# Extracted entries
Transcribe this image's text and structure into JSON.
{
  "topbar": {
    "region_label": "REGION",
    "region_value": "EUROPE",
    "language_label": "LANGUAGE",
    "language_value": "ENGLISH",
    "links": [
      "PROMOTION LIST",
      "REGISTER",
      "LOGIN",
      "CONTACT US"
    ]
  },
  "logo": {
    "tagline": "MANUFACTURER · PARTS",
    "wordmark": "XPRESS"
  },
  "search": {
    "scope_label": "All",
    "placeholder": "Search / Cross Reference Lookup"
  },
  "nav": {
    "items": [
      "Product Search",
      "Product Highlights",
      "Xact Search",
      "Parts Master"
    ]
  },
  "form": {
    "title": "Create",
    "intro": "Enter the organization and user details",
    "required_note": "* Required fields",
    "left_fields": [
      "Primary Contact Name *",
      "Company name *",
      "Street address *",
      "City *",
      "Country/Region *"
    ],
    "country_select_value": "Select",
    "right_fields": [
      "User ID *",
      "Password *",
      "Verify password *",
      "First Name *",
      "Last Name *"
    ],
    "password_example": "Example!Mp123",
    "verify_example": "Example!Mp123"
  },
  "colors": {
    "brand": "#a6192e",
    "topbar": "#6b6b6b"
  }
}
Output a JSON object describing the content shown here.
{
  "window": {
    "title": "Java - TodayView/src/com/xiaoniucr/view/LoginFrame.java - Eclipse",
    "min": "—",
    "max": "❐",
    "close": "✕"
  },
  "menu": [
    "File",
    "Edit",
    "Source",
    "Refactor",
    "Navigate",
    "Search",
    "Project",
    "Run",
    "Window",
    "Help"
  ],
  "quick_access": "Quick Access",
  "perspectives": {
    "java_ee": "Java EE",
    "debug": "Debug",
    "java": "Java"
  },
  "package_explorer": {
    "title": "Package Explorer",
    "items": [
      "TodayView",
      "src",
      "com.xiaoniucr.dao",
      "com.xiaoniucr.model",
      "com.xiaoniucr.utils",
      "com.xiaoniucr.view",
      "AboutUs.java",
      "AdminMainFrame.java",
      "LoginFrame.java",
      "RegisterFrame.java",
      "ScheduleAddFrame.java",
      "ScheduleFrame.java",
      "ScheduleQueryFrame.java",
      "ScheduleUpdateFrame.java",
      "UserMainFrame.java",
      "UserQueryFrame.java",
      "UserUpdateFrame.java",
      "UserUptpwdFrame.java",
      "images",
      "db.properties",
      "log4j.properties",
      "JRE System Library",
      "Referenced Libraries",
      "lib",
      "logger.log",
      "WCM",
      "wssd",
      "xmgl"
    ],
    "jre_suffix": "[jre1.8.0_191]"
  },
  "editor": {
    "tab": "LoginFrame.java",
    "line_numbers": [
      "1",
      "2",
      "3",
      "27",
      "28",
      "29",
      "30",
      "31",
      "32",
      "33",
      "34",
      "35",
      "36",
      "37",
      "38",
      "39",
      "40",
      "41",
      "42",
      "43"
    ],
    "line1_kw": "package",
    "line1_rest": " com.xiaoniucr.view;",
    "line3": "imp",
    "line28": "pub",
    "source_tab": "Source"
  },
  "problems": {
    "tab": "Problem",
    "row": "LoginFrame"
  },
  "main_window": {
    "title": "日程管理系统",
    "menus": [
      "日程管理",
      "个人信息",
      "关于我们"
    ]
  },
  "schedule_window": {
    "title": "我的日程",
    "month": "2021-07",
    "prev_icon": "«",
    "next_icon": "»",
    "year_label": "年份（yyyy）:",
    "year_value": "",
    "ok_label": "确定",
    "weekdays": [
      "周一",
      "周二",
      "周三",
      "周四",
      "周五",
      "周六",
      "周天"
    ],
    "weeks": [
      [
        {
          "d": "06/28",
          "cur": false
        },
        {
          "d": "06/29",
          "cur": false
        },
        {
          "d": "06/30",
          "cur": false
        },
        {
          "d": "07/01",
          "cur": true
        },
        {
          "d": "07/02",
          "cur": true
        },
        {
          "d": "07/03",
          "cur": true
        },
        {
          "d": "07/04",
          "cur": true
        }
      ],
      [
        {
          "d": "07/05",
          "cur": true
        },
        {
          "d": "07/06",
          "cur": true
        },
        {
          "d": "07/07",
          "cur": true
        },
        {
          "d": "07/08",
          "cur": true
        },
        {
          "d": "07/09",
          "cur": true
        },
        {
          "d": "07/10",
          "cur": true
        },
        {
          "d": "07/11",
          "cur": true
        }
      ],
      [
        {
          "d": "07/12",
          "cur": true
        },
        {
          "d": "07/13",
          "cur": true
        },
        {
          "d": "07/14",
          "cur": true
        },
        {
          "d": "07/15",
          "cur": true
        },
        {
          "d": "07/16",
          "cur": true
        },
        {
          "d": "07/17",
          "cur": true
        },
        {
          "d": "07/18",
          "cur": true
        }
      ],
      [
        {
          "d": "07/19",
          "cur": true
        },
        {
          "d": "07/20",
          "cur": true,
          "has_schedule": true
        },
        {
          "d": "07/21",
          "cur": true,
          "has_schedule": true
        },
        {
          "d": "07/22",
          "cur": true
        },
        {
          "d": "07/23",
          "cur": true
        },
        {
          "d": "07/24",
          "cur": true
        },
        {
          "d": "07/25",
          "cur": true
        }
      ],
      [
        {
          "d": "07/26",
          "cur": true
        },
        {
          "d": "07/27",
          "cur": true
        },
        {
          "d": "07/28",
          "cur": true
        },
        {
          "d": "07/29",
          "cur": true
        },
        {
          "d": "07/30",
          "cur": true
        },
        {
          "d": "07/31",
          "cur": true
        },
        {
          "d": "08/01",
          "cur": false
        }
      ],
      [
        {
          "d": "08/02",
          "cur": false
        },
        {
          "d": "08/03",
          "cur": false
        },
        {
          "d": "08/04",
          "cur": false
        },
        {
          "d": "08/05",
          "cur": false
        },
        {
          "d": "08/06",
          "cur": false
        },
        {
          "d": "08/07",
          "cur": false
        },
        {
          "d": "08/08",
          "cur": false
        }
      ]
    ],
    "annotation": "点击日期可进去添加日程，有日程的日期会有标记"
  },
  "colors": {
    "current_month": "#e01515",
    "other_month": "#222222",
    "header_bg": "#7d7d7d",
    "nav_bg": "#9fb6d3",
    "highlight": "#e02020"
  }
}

# Aim
Transcribe each entry exactly.

# Answer below
Transcribe this image's text and structure into JSON.
{
  "topbar": {
    "region_label": "REGION",
    "region_value": "EUROPE",
    "language_label": "LANGUAGE",
    "language_value": "ENGLISH",
    "links": [
      "PROMOTION LIST",
      "REGISTER",
      "LOGIN",
      "CONTACT US"
    ]
  },
  "logo": {
    "tagline": "MANUFACTURER · PARTS",
    "wordmark": "XPRESS"
  },
  "search": {
    "scope_label": "All",
    "placeholder": "Search / Cross Reference Lookup"
  },
  "nav": {
    "items": [
      "Product Search",
      "Product Highlights",
      "Xact Search",
      "Parts Master"
    ]
  },
  "form": {
    "title": "Create",
    "intro": "Enter the organization and user details",
    "required_note": "* Required fields",
    "left_fields": [
      "Primary Contact Name *",
      "Company name *",
      "Street address *",
      "City *",
      "Country/Region *"
    ],
    "country_select_value": "Select",
    "right_fields": [
      "User ID *",
      "Password *",
      "Verify password *",
      "First Name *",
      "Last Name *"
    ],
    "password_example": "Example!Mp123",
    "verify_example": "Example!Mp123"
  },
  "colors": {
    "brand": "#a6192e",
    "topbar": "#6b6b6b"
  }
}
Output a JSON object describing the content shown here.
{
  "window": {
    "title": "Java - TodayView/src/com/xiaoniucr/view/LoginFrame.java - Eclipse",
    "min": "—",
    "max": "❐",
    "close": "✕"
  },
  "menu": [
    "File",
    "Edit",
    "Source",
    "Refactor",
    "Navigate",
    "Search",
    "Project",
    "Run",
    "Window",
    "Help"
  ],
  "quick_access": "Quick Access",
  "perspectives": {
    "java_ee": "Java EE",
    "debug": "Debug",
    "java": "Java"
  },
  "package_explorer": {
    "title": "Package Explorer",
    "items": [
      "TodayView",
      "src",
      "com.xiaoniucr.dao",
      "com.xiaoniucr.model",
      "com.xiaoniucr.utils",
      "com.xiaoniucr.view",
      "AboutUs.java",
      "AdminMainFrame.java",
      "LoginFrame.java",
      "RegisterFrame.java",
      "ScheduleAddFrame.java",
      "ScheduleFrame.java",
      "ScheduleQueryFrame.java",
      "ScheduleUpdateFrame.java",
      "UserMainFrame.java",
      "UserQueryFrame.java",
      "UserUpdateFrame.java",
      "UserUptpwdFrame.java",
      "images",
      "db.properties",
      "log4j.properties",
      "JRE System Library",
      "Referenced Libraries",
      "lib",
      "logger.log",
      "WCM",
      "wssd",
      "xmgl"
    ],
    "jre_suffix": "[jre1.8.0_191]"
  },
  "editor": {
    "tab": "LoginFrame.java",
    "line_numbers": [
      "1",
      "2",
      "3",
      "27",
      "28",
      "29",
      "30",
      "31",
      "32",
      "33",
      "34",
      "35",
      "36",
      "37",
      "38",
      "39",
      "40",
      "41",
      "42",
      "43"
    ],
    "line1_kw": "package",
    "line1_rest": " com.xiaoniucr.view;",
    "line3": "imp",
    "line28": "pub",
    "source_tab": "Source"
  },
  "problems": {
    "tab": "Problem",
    "row": "LoginFrame"
  },
  "main_window": {
    "title": "日程管理系统",
    "menus": [
      "日程管理",
      "个人信息",
      "关于我们"
    ]
  },
  "schedule_window": {
    "title": "我的日程",
    "month": "2021-07",
    "prev_icon": "«",
    "next_icon": "»",
    "year_label": "年份（yyyy）:",
    "year_value": "",
    "ok_label": "确定",
    "weekdays": [
      "周一",
      "周二",
      "周三",
      "周四",
      "周五",
      "周六",
      "周天"
    ],
    "weeks": [
      [
        {
          "d": "06/28",
          "cur": false
        },
        {
          "d": "06/29",
          "cur": false
        },
        {
          "d": "06/30",
          "cur": false
        },
        {
          "d": "07/01",
          "cur": true
        },
        {
          "d": "07/02",
          "cur": true
        },
        {
          "d": "07/03",
          "cur": true
        },
        {
          "d": "07/04",
          "cur": true
        }
      ],
      [
        {
          "d": "07/05",
          "cur": true
        },
        {
          "d": "07/06",
          "cur": true
        },
        {
          "d": "07/07",
          "cur": true
        },
        {
          "d": "07/08",
          "cur": true
        },
        {
          "d": "07/09",
          "cur": true
        },
        {
          "d": "07/10",
          "cur": true
        },
        {
          "d": "07/11",
          "cur": true
        }
      ],
      [
        {
          "d": "07/12",
          "cur": true
        },
        {
          "d": "07/13",
          "cur": true
        },
        {
          "d": "07/14",
          "cur": true
        },
        {
          "d": "07/15",
          "cur": true
        },
        {
          "d": "07/16",
          "cur": true
        },
        {
          "d": "07/17",
          "cur": true
        },
        {
          "d": "07/18",
          "cur": true
        }
      ],
      [
        {
          "d": "07/19",
          "cur": true
        },
        {
          "d": "07/20",
          "cur": true,
          "has_schedule": true
        },
        {
          "d": "07/21",
          "cur": true,
          "has_schedule": true
        },
        {
          "d": "07/22",
          "cur": true
        },
        {
          "d": "07/23",
          "cur": true
        },
        {
          "d": "07/24",
          "cur": true
        },
        {
          "d": "07/25",
          "cur": true
        }
      ],
      [
        {
          "d": "07/26",
          "cur": true
        },
        {
          "d": "07/27",
          "cur": true
        },
        {
          "d": "07/28",
          "cur": true
        },
        {
          "d": "07/29",
          "cur": true
        },
        {
          "d": "07/30",
          "cur": true
        },
        {
          "d": "07/31",
          "cur": true
        },
        {
          "d": "08/01",
          "cur": false
        }
      ],
      [
        {
          "d": "08/02",
          "cur": false
        },
        {
          "d": "08/03",
          "cur": false
        },
        {
          "d": "08/04",
          "cur": false
        },
        {
          "d": "08/05",
          "cur": false
        },
        {
          "d": "08/06",
          "cur": false
        },
        {
          "d": "08/07",
          "cur": false
        },
        {
          "d": "08/08",
          "cur": false
        }
      ]
    ],
    "annotation": "点击日期可进去添加日程，有日程的日期会有标记"
  },
  "colors": {
    "current_month": "#e01515",
    "other_month": "#222222",
    "header_bg": "#7d7d7d",
    "nav_bg": "#9fb6d3",
    "highlight": "#e02020"
  }
}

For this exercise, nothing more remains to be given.